| Extracted entries |
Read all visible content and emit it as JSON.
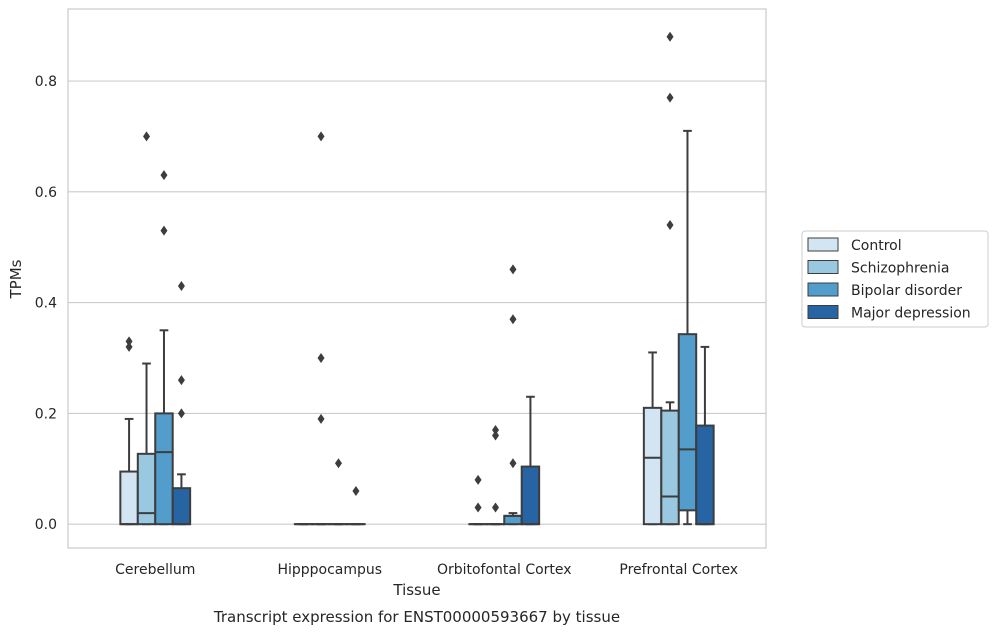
{
  "chart_data": {
    "type": "boxplot",
    "title": "",
    "caption": "Transcript expression for ENST00000593667 by tissue",
    "xlabel": "Tissue",
    "ylabel": "TPMs",
    "ylim": [
      -0.043,
      0.93
    ],
    "yticks": [
      "0.0",
      "0.2",
      "0.4",
      "0.6",
      "0.8"
    ],
    "grid": "horizontal",
    "legend_position": "right",
    "categories": [
      "Cerebellum",
      "Hipppocampus",
      "Orbitofontal Cortex",
      "Prefrontal Cortex"
    ],
    "series": [
      {
        "name": "Control",
        "color": "#d3e4f3",
        "boxes": [
          {
            "min": 0,
            "q1": 0,
            "median": 0,
            "q3": 0.095,
            "max": 0.19,
            "outliers": [
              0.32,
              0.33
            ]
          },
          {
            "min": 0,
            "q1": 0,
            "median": 0,
            "q3": 0,
            "max": 0,
            "outliers": []
          },
          {
            "min": 0,
            "q1": 0,
            "median": 0,
            "q3": 0,
            "max": 0,
            "outliers": [
              0.03,
              0.08
            ]
          },
          {
            "min": 0,
            "q1": 0,
            "median": 0.12,
            "q3": 0.21,
            "max": 0.31,
            "outliers": []
          }
        ]
      },
      {
        "name": "Schizophrenia",
        "color": "#9ac8e0",
        "boxes": [
          {
            "min": 0,
            "q1": 0,
            "median": 0.02,
            "q3": 0.127,
            "max": 0.29,
            "outliers": [
              0.7
            ]
          },
          {
            "min": 0,
            "q1": 0,
            "median": 0,
            "q3": 0,
            "max": 0,
            "outliers": [
              0.19,
              0.3,
              0.7
            ]
          },
          {
            "min": 0,
            "q1": 0,
            "median": 0,
            "q3": 0,
            "max": 0,
            "outliers": [
              0.03,
              0.16,
              0.17
            ]
          },
          {
            "min": 0,
            "q1": 0,
            "median": 0.05,
            "q3": 0.205,
            "max": 0.22,
            "outliers": [
              0.54,
              0.77,
              0.88
            ]
          }
        ]
      },
      {
        "name": "Bipolar disorder",
        "color": "#529dcc",
        "boxes": [
          {
            "min": 0,
            "q1": 0,
            "median": 0.13,
            "q3": 0.2,
            "max": 0.35,
            "outliers": [
              0.53,
              0.63
            ]
          },
          {
            "min": 0,
            "q1": 0,
            "median": 0,
            "q3": 0,
            "max": 0,
            "outliers": [
              0.11
            ]
          },
          {
            "min": 0,
            "q1": 0,
            "median": 0.015,
            "q3": 0.015,
            "max": 0.02,
            "outliers": [
              0.11,
              0.37,
              0.46
            ]
          },
          {
            "min": 0,
            "q1": 0.025,
            "median": 0.135,
            "q3": 0.343,
            "max": 0.71,
            "outliers": []
          }
        ]
      },
      {
        "name": "Major depression",
        "color": "#2764a4",
        "boxes": [
          {
            "min": 0,
            "q1": 0,
            "median": 0,
            "q3": 0.065,
            "max": 0.09,
            "outliers": [
              0.2,
              0.26,
              0.43
            ]
          },
          {
            "min": 0,
            "q1": 0,
            "median": 0,
            "q3": 0,
            "max": 0,
            "outliers": [
              0.06
            ]
          },
          {
            "min": 0,
            "q1": 0,
            "median": 0,
            "q3": 0.104,
            "max": 0.23,
            "outliers": []
          },
          {
            "min": 0,
            "q1": 0,
            "median": 0,
            "q3": 0.178,
            "max": 0.32,
            "outliers": []
          }
        ]
      }
    ]
  }
}
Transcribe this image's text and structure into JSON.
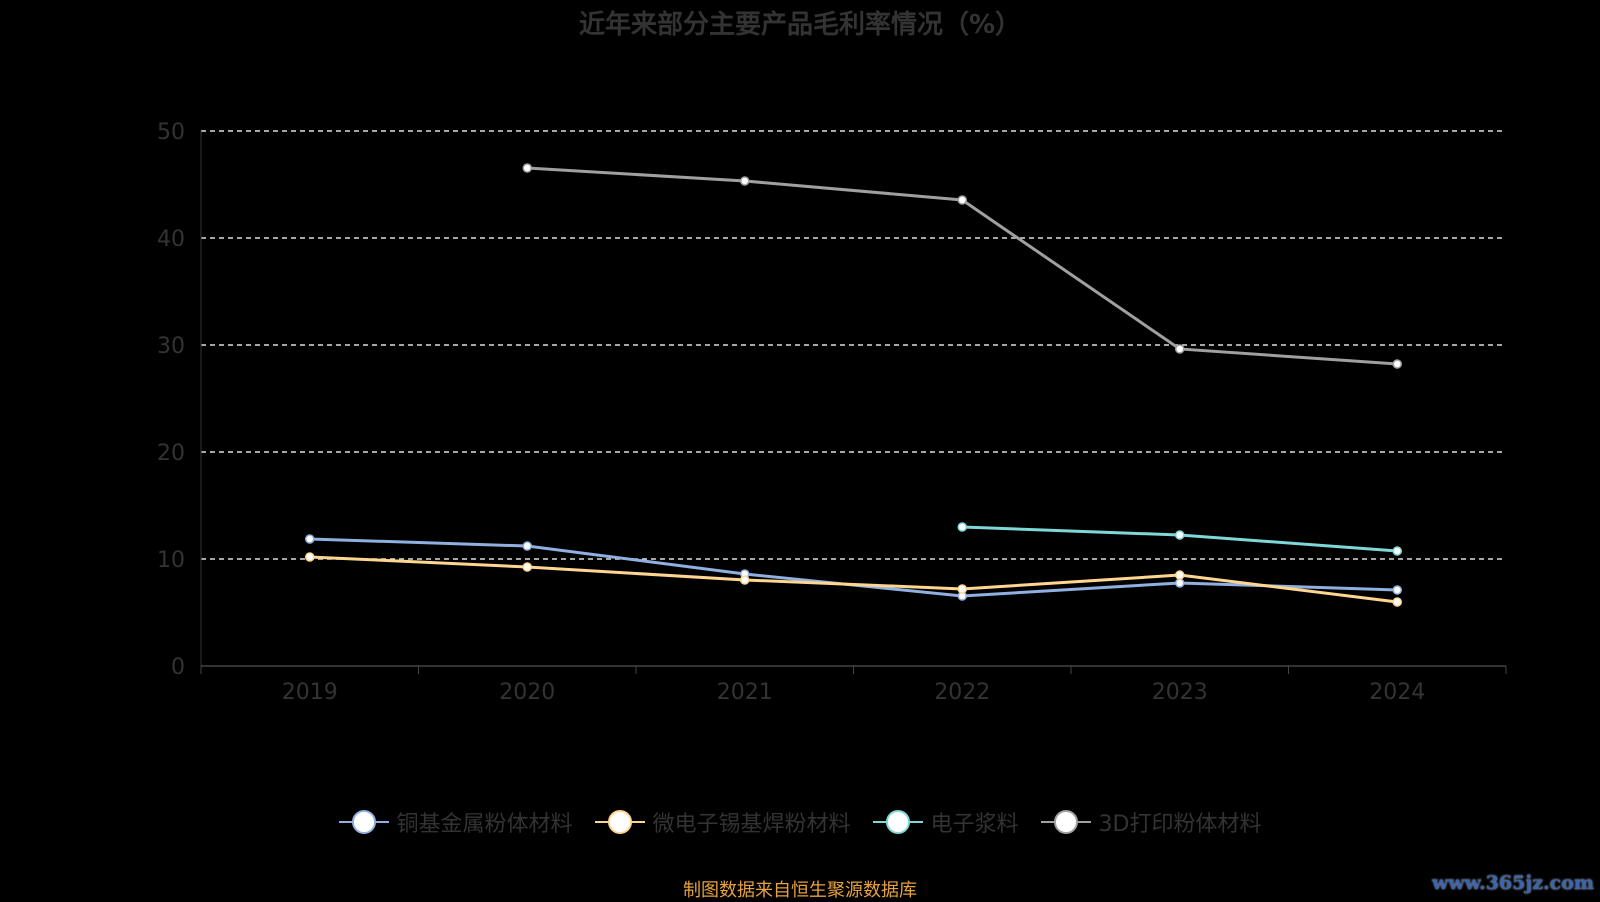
{
  "chart_data": {
    "type": "line",
    "title": "近年来部分主要产品毛利率情况（%）",
    "categories": [
      "2019",
      "2020",
      "2021",
      "2022",
      "2023",
      "2024"
    ],
    "ylim": [
      0,
      50
    ],
    "yticks": [
      0,
      10,
      20,
      30,
      40,
      50
    ],
    "grid": true,
    "legend_position": "bottom",
    "series": [
      {
        "name": "铜基金属粉体材料",
        "color": "#8fb0e0",
        "values": [
          11.87,
          11.21,
          8.6,
          6.54,
          7.76,
          7.1
        ]
      },
      {
        "name": "微电子锡基焊粉材料",
        "color": "#ffd68f",
        "values": [
          10.19,
          9.25,
          8.04,
          7.2,
          8.5,
          5.98
        ]
      },
      {
        "name": "电子浆料",
        "color": "#7fd8d8",
        "values": [
          null,
          null,
          null,
          12.99,
          12.24,
          10.75
        ]
      },
      {
        "name": "3D打印粉体材料",
        "color": "#a0a0a0",
        "values": [
          null,
          46.54,
          45.33,
          43.55,
          29.63,
          28.22
        ]
      }
    ]
  },
  "footer": {
    "source": "制图数据来自恒生聚源数据库",
    "watermark": "www.365jz.com"
  }
}
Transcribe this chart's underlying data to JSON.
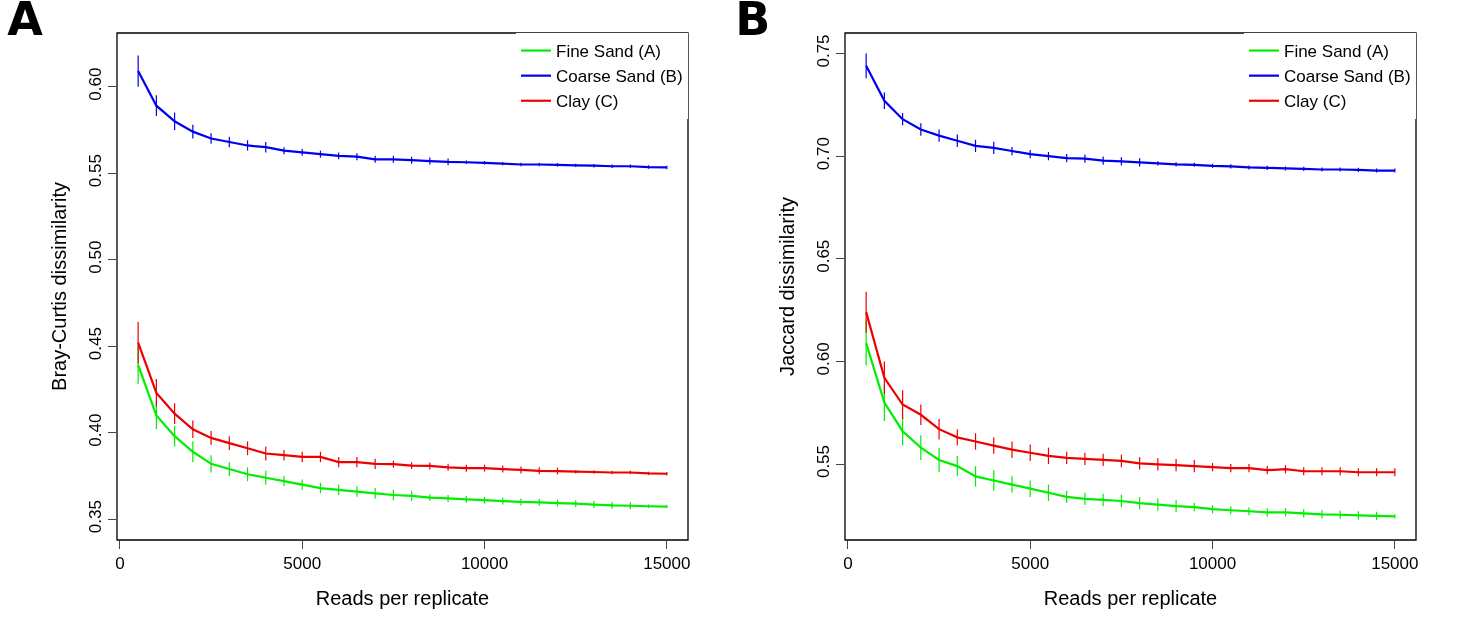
{
  "chart_data": [
    {
      "type": "line",
      "title": "A",
      "xlabel": "Reads per replicate",
      "ylabel": "Bray-Curtis dissimilarity",
      "x": [
        500,
        1000,
        1500,
        2000,
        2500,
        3000,
        3500,
        4000,
        4500,
        5000,
        5500,
        6000,
        6500,
        7000,
        7500,
        8000,
        8500,
        9000,
        9500,
        10000,
        10500,
        11000,
        11500,
        12000,
        12500,
        13000,
        13500,
        14000,
        14500,
        15000
      ],
      "series": [
        {
          "name": "Fine Sand (A)",
          "color": "#00ee00",
          "values": [
            0.439,
            0.41,
            0.398,
            0.389,
            0.382,
            0.379,
            0.376,
            0.374,
            0.372,
            0.37,
            0.368,
            0.367,
            0.366,
            0.365,
            0.364,
            0.3635,
            0.3625,
            0.362,
            0.3615,
            0.361,
            0.3605,
            0.36,
            0.3598,
            0.3593,
            0.359,
            0.3585,
            0.358,
            0.3578,
            0.3575,
            0.3573
          ],
          "errors": [
            0.011,
            0.008,
            0.006,
            0.006,
            0.005,
            0.004,
            0.004,
            0.004,
            0.003,
            0.003,
            0.003,
            0.003,
            0.003,
            0.003,
            0.003,
            0.003,
            0.002,
            0.002,
            0.002,
            0.002,
            0.002,
            0.002,
            0.002,
            0.002,
            0.002,
            0.002,
            0.002,
            0.002,
            0.001,
            0.001
          ]
        },
        {
          "name": "Coarse Sand (B)",
          "color": "#0000ee",
          "values": [
            0.609,
            0.589,
            0.58,
            0.574,
            0.57,
            0.568,
            0.566,
            0.565,
            0.563,
            0.562,
            0.561,
            0.56,
            0.5595,
            0.558,
            0.558,
            0.5575,
            0.557,
            0.5565,
            0.5563,
            0.556,
            0.5555,
            0.555,
            0.555,
            0.5548,
            0.5545,
            0.5543,
            0.554,
            0.554,
            0.5535,
            0.5533
          ],
          "errors": [
            0.009,
            0.006,
            0.005,
            0.004,
            0.003,
            0.003,
            0.003,
            0.003,
            0.002,
            0.002,
            0.002,
            0.002,
            0.002,
            0.002,
            0.002,
            0.002,
            0.002,
            0.002,
            0.001,
            0.001,
            0.001,
            0.001,
            0.001,
            0.001,
            0.001,
            0.001,
            0.001,
            0.001,
            0.001,
            0.001
          ]
        },
        {
          "name": "Clay (C)",
          "color": "#ee0000",
          "values": [
            0.452,
            0.423,
            0.411,
            0.402,
            0.397,
            0.394,
            0.391,
            0.388,
            0.387,
            0.386,
            0.386,
            0.383,
            0.383,
            0.382,
            0.3818,
            0.381,
            0.3808,
            0.38,
            0.3795,
            0.3795,
            0.379,
            0.3785,
            0.378,
            0.3778,
            0.3775,
            0.3773,
            0.377,
            0.377,
            0.3765,
            0.3763
          ],
          "errors": [
            0.012,
            0.008,
            0.006,
            0.005,
            0.004,
            0.004,
            0.004,
            0.004,
            0.003,
            0.003,
            0.003,
            0.003,
            0.003,
            0.003,
            0.002,
            0.002,
            0.002,
            0.002,
            0.002,
            0.002,
            0.002,
            0.002,
            0.002,
            0.002,
            0.001,
            0.001,
            0.001,
            0.001,
            0.001,
            0.001
          ]
        }
      ],
      "xlim": [
        -80,
        15580
      ],
      "xticks": [
        0,
        5000,
        10000,
        15000
      ],
      "ylim": [
        0.338,
        0.631
      ],
      "yticks": [
        {
          "value": 0.35,
          "label": "0.35"
        },
        {
          "value": 0.4,
          "label": "0.40"
        },
        {
          "value": 0.45,
          "label": "0.45"
        },
        {
          "value": 0.5,
          "label": "0.50"
        },
        {
          "value": 0.55,
          "label": "0.55"
        },
        {
          "value": 0.6,
          "label": "0.60"
        }
      ],
      "grid": false,
      "legend": "top right",
      "marker": "none",
      "line_style": "solid"
    },
    {
      "type": "line",
      "title": "B",
      "xlabel": "Reads per replicate",
      "ylabel": "Jaccard dissimilarity",
      "x": [
        500,
        1000,
        1500,
        2000,
        2500,
        3000,
        3500,
        4000,
        4500,
        5000,
        5500,
        6000,
        6500,
        7000,
        7500,
        8000,
        8500,
        9000,
        9500,
        10000,
        10500,
        11000,
        11500,
        12000,
        12500,
        13000,
        13500,
        14000,
        14500,
        15000
      ],
      "series": [
        {
          "name": "Fine Sand (A)",
          "color": "#00ee00",
          "values": [
            0.609,
            0.58,
            0.566,
            0.558,
            0.552,
            0.549,
            0.544,
            0.542,
            0.54,
            0.538,
            0.536,
            0.534,
            0.533,
            0.5325,
            0.532,
            0.531,
            0.5302,
            0.5295,
            0.529,
            0.528,
            0.5275,
            0.527,
            0.5265,
            0.5265,
            0.526,
            0.5255,
            0.5253,
            0.525,
            0.5248,
            0.5245
          ],
          "errors": [
            0.011,
            0.009,
            0.007,
            0.006,
            0.006,
            0.005,
            0.005,
            0.005,
            0.004,
            0.004,
            0.004,
            0.003,
            0.003,
            0.003,
            0.003,
            0.003,
            0.003,
            0.003,
            0.002,
            0.002,
            0.002,
            0.002,
            0.002,
            0.002,
            0.002,
            0.002,
            0.002,
            0.002,
            0.002,
            0.001
          ]
        },
        {
          "name": "Coarse Sand (B)",
          "color": "#0000ee",
          "values": [
            0.744,
            0.727,
            0.718,
            0.713,
            0.71,
            0.7075,
            0.705,
            0.704,
            0.7025,
            0.701,
            0.7,
            0.699,
            0.6988,
            0.6978,
            0.6975,
            0.697,
            0.6965,
            0.696,
            0.6958,
            0.6953,
            0.695,
            0.6945,
            0.6943,
            0.694,
            0.6938,
            0.6935,
            0.6935,
            0.6933,
            0.693,
            0.693
          ],
          "errors": [
            0.006,
            0.004,
            0.003,
            0.003,
            0.003,
            0.003,
            0.003,
            0.003,
            0.002,
            0.002,
            0.002,
            0.002,
            0.002,
            0.002,
            0.002,
            0.002,
            0.001,
            0.001,
            0.001,
            0.001,
            0.001,
            0.001,
            0.001,
            0.001,
            0.001,
            0.001,
            0.001,
            0.001,
            0.001,
            0.001
          ]
        },
        {
          "name": "Clay (C)",
          "color": "#ee0000",
          "values": [
            0.624,
            0.592,
            0.579,
            0.574,
            0.567,
            0.563,
            0.561,
            0.559,
            0.557,
            0.5555,
            0.554,
            0.553,
            0.5525,
            0.552,
            0.5515,
            0.5503,
            0.5498,
            0.5495,
            0.549,
            0.5485,
            0.548,
            0.548,
            0.547,
            0.5475,
            0.5465,
            0.5465,
            0.5465,
            0.546,
            0.546,
            0.546
          ],
          "errors": [
            0.01,
            0.008,
            0.007,
            0.005,
            0.005,
            0.004,
            0.004,
            0.004,
            0.004,
            0.004,
            0.004,
            0.003,
            0.003,
            0.003,
            0.003,
            0.003,
            0.003,
            0.003,
            0.003,
            0.002,
            0.002,
            0.002,
            0.002,
            0.002,
            0.002,
            0.002,
            0.002,
            0.002,
            0.002,
            0.002
          ]
        }
      ],
      "xlim": [
        -80,
        15580
      ],
      "xticks": [
        0,
        5000,
        10000,
        15000
      ],
      "ylim": [
        0.513,
        0.76
      ],
      "yticks": [
        {
          "value": 0.55,
          "label": "0.55"
        },
        {
          "value": 0.6,
          "label": "0.60"
        },
        {
          "value": 0.65,
          "label": "0.65"
        },
        {
          "value": 0.7,
          "label": "0.70"
        },
        {
          "value": 0.75,
          "label": "0.75"
        }
      ],
      "grid": false,
      "legend": "top right",
      "marker": "none",
      "line_style": "solid"
    }
  ]
}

| Required task |
Write down only the number of lines that contain the string "JSON" in the listing.

| Finished exercise |
3